▸ **EXERCISE DETAILS**
Scan the lines below for the string "title" and copy every one that has it.

▸ **PROVIDED INFORMATION**
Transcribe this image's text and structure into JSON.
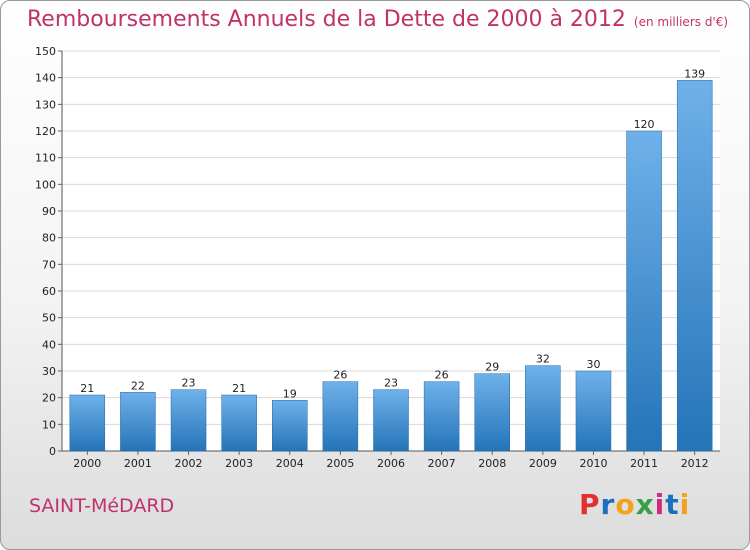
{
  "chart_data": {
    "type": "bar",
    "title": "Remboursements Annuels de la Dette de 2000 à 2012",
    "unit_note": "(en milliers d'€)",
    "categories": [
      "2000",
      "2001",
      "2002",
      "2003",
      "2004",
      "2005",
      "2006",
      "2007",
      "2008",
      "2009",
      "2010",
      "2011",
      "2012"
    ],
    "values": [
      21,
      22,
      23,
      21,
      19,
      26,
      23,
      26,
      29,
      32,
      30,
      120,
      139
    ],
    "ylim": [
      0,
      150
    ],
    "yticks": [
      0,
      10,
      20,
      30,
      40,
      50,
      60,
      70,
      80,
      90,
      100,
      110,
      120,
      130,
      140,
      150
    ],
    "xlabel": "",
    "ylabel": "",
    "grid": true
  },
  "footer": {
    "town": "SAINT-MéDARD",
    "brand": "Proxiti"
  },
  "colors": {
    "title": "#c0326a",
    "bar_light": "#6fb1ea",
    "bar_dark": "#2474b8",
    "grid": "#d8d8d8",
    "brand": [
      "#e0312f",
      "#1c6fbd",
      "#f4a11b",
      "#3aa048",
      "#d02a7c",
      "#1c6fbd",
      "#f4a11b"
    ]
  }
}
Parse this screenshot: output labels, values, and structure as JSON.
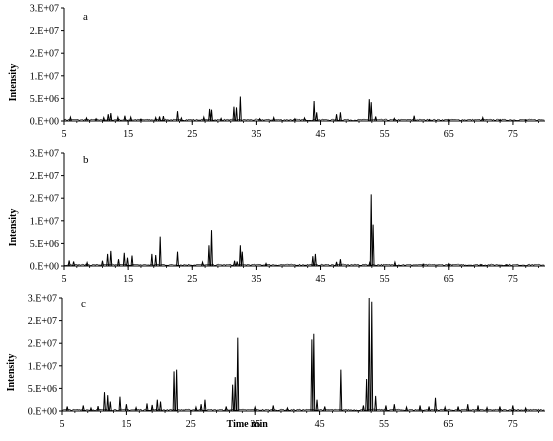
{
  "chart_data": [
    {
      "type": "line",
      "panel_label": "a",
      "ylabel": "Intensity",
      "xlabel": "",
      "xlim": [
        5,
        80
      ],
      "ylim": [
        0,
        30000000
      ],
      "x_ticks": [
        "5",
        "15",
        "25",
        "35",
        "45",
        "55",
        "65",
        "75"
      ],
      "y_ticks": [
        "0.E+00",
        "5.E+06",
        "1.E+07",
        "2.E+07",
        "2.E+07",
        "3.E+07"
      ],
      "grid": false,
      "peaks": [
        [
          6.0,
          1000000
        ],
        [
          8.5,
          800000
        ],
        [
          10.0,
          600000
        ],
        [
          11.2,
          900000
        ],
        [
          11.9,
          1800000
        ],
        [
          12.3,
          2100000
        ],
        [
          13.4,
          1000000
        ],
        [
          14.5,
          1400000
        ],
        [
          15.4,
          1000000
        ],
        [
          17.0,
          500000
        ],
        [
          19.3,
          900000
        ],
        [
          19.9,
          1200000
        ],
        [
          20.5,
          1300000
        ],
        [
          22.7,
          2600000
        ],
        [
          23.3,
          800000
        ],
        [
          26.8,
          1000000
        ],
        [
          27.7,
          3200000
        ],
        [
          28.0,
          3000000
        ],
        [
          29.5,
          700000
        ],
        [
          31.5,
          3800000
        ],
        [
          31.9,
          3600000
        ],
        [
          32.5,
          6500000
        ],
        [
          35.5,
          600000
        ],
        [
          37.7,
          900000
        ],
        [
          41.0,
          600000
        ],
        [
          42.5,
          800000
        ],
        [
          44.0,
          5300000
        ],
        [
          44.4,
          2300000
        ],
        [
          47.5,
          1800000
        ],
        [
          48.1,
          2300000
        ],
        [
          52.6,
          5800000
        ],
        [
          52.9,
          5000000
        ],
        [
          53.6,
          1200000
        ],
        [
          56.5,
          700000
        ],
        [
          59.6,
          1400000
        ],
        [
          62.0,
          400000
        ],
        [
          65.0,
          400000
        ],
        [
          70.3,
          900000
        ],
        [
          73.0,
          400000
        ],
        [
          77.0,
          300000
        ]
      ]
    },
    {
      "type": "line",
      "panel_label": "b",
      "ylabel": "Intensity",
      "xlabel": "",
      "xlim": [
        5,
        80
      ],
      "ylim": [
        0,
        30000000
      ],
      "x_ticks": [
        "5",
        "15",
        "25",
        "35",
        "45",
        "55",
        "65",
        "75"
      ],
      "y_ticks": [
        "0.E+00",
        "5.E+06",
        "1.E+07",
        "2.E+07",
        "2.E+07",
        "3.E+07"
      ],
      "grid": false,
      "peaks": [
        [
          5.8,
          1500000
        ],
        [
          6.5,
          1200000
        ],
        [
          8.6,
          900000
        ],
        [
          11.0,
          1400000
        ],
        [
          11.8,
          3200000
        ],
        [
          12.3,
          4000000
        ],
        [
          13.5,
          1800000
        ],
        [
          14.4,
          3500000
        ],
        [
          14.9,
          2200000
        ],
        [
          15.6,
          2800000
        ],
        [
          18.7,
          3200000
        ],
        [
          19.3,
          2900000
        ],
        [
          20.0,
          7800000
        ],
        [
          22.7,
          3800000
        ],
        [
          26.6,
          1000000
        ],
        [
          27.6,
          5500000
        ],
        [
          28.0,
          9500000
        ],
        [
          31.6,
          1400000
        ],
        [
          32.0,
          1200000
        ],
        [
          32.5,
          5500000
        ],
        [
          32.8,
          3800000
        ],
        [
          36.5,
          700000
        ],
        [
          43.8,
          2600000
        ],
        [
          44.2,
          3200000
        ],
        [
          47.5,
          1100000
        ],
        [
          48.1,
          1800000
        ],
        [
          52.7,
          1200000
        ],
        [
          52.9,
          19000000
        ],
        [
          53.2,
          11000000
        ],
        [
          56.6,
          1000000
        ],
        [
          61.0,
          500000
        ],
        [
          65.0,
          600000
        ],
        [
          70.0,
          400000
        ],
        [
          74.0,
          300000
        ]
      ]
    },
    {
      "type": "line",
      "panel_label": "c",
      "ylabel": "Intensity",
      "xlabel": "Time min",
      "xlim": [
        5,
        80
      ],
      "ylim": [
        0,
        30000000
      ],
      "x_ticks": [
        "5",
        "15",
        "25",
        "35",
        "45",
        "55",
        "65",
        "75"
      ],
      "y_ticks": [
        "0.E+00",
        "5.E+06",
        "1.E+07",
        "2.E+07",
        "2.E+07",
        "3.E+07"
      ],
      "grid": false,
      "peaks": [
        [
          5.8,
          1200000
        ],
        [
          8.3,
          1500000
        ],
        [
          9.5,
          800000
        ],
        [
          10.6,
          1300000
        ],
        [
          11.6,
          5000000
        ],
        [
          12.1,
          4200000
        ],
        [
          12.5,
          2500000
        ],
        [
          14.0,
          3800000
        ],
        [
          15.0,
          1800000
        ],
        [
          16.5,
          900000
        ],
        [
          18.2,
          2000000
        ],
        [
          19.0,
          1600000
        ],
        [
          19.8,
          3000000
        ],
        [
          20.3,
          2500000
        ],
        [
          22.4,
          10500000
        ],
        [
          22.8,
          11000000
        ],
        [
          25.8,
          1000000
        ],
        [
          26.6,
          1800000
        ],
        [
          27.2,
          3000000
        ],
        [
          30.5,
          1200000
        ],
        [
          31.5,
          7000000
        ],
        [
          31.9,
          9000000
        ],
        [
          32.3,
          19500000
        ],
        [
          35.0,
          1000000
        ],
        [
          37.8,
          1500000
        ],
        [
          40.0,
          800000
        ],
        [
          43.8,
          19000000
        ],
        [
          44.1,
          20500000
        ],
        [
          44.6,
          3000000
        ],
        [
          45.8,
          1200000
        ],
        [
          48.3,
          11000000
        ],
        [
          51.8,
          1500000
        ],
        [
          52.3,
          8500000
        ],
        [
          52.7,
          30000000
        ],
        [
          53.1,
          29000000
        ],
        [
          53.7,
          4000000
        ],
        [
          55.3,
          1500000
        ],
        [
          56.6,
          1800000
        ],
        [
          58.5,
          1000000
        ],
        [
          60.6,
          1500000
        ],
        [
          62.0,
          1200000
        ],
        [
          63.0,
          3500000
        ],
        [
          64.5,
          1000000
        ],
        [
          66.5,
          1200000
        ],
        [
          68.0,
          1800000
        ],
        [
          69.6,
          1500000
        ],
        [
          71.0,
          900000
        ],
        [
          73.0,
          1200000
        ],
        [
          75.0,
          1500000
        ],
        [
          77.0,
          800000
        ]
      ]
    }
  ]
}
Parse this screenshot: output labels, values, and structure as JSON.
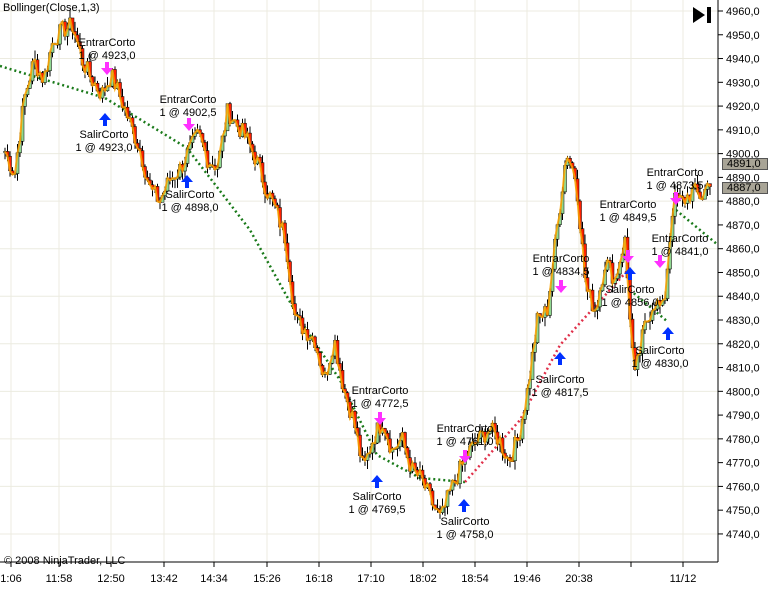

▸ **COMPLETE RESPONSE**
    "title": "Remboursements Annuels de la Dette de 2000 à 2012",
    "title": "#c0326a",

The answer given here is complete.